=== Exercise ===
Locate each line holding the string "tegen" and copy it.

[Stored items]

###

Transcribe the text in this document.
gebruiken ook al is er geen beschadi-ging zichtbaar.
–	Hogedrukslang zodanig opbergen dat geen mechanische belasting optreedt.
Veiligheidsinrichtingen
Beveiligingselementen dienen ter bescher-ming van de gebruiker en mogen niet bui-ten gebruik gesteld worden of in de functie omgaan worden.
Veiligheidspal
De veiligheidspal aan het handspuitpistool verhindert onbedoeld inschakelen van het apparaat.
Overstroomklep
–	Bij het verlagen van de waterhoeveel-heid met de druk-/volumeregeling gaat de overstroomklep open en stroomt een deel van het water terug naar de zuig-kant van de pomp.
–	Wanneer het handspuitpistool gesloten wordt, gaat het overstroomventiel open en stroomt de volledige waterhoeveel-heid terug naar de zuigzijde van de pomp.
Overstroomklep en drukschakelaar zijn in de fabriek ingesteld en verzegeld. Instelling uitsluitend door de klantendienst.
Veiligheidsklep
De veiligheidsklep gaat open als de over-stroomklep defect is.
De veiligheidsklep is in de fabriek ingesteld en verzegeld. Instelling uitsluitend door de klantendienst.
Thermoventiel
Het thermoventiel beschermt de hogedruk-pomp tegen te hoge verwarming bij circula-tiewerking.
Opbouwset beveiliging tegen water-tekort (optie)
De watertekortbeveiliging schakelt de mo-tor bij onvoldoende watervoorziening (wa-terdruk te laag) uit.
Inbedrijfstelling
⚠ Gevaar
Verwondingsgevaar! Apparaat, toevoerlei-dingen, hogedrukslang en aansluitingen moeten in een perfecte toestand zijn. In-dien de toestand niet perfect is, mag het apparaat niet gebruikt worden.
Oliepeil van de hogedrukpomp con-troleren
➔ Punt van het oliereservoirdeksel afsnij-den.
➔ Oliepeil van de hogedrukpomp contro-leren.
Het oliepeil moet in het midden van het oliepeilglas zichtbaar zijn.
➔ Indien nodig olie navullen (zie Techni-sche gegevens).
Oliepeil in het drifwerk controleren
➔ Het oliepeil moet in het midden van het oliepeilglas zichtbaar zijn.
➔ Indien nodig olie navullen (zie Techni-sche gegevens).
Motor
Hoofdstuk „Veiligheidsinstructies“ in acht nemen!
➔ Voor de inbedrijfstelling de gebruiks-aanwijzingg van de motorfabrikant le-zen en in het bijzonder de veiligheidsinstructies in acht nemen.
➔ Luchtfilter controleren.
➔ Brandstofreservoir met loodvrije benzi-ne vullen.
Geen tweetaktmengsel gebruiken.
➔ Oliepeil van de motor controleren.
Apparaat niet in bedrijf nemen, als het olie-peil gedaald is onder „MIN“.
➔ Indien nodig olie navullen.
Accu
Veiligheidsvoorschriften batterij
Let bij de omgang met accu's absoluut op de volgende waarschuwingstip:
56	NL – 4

###

=== Solution to this task ===
Het thermoventiel beschermt de hogedruk-pomp tegen te hoge verwarming bij circula-tiewerking.
Opbouwset beveiliging tegen water-tekort (optie)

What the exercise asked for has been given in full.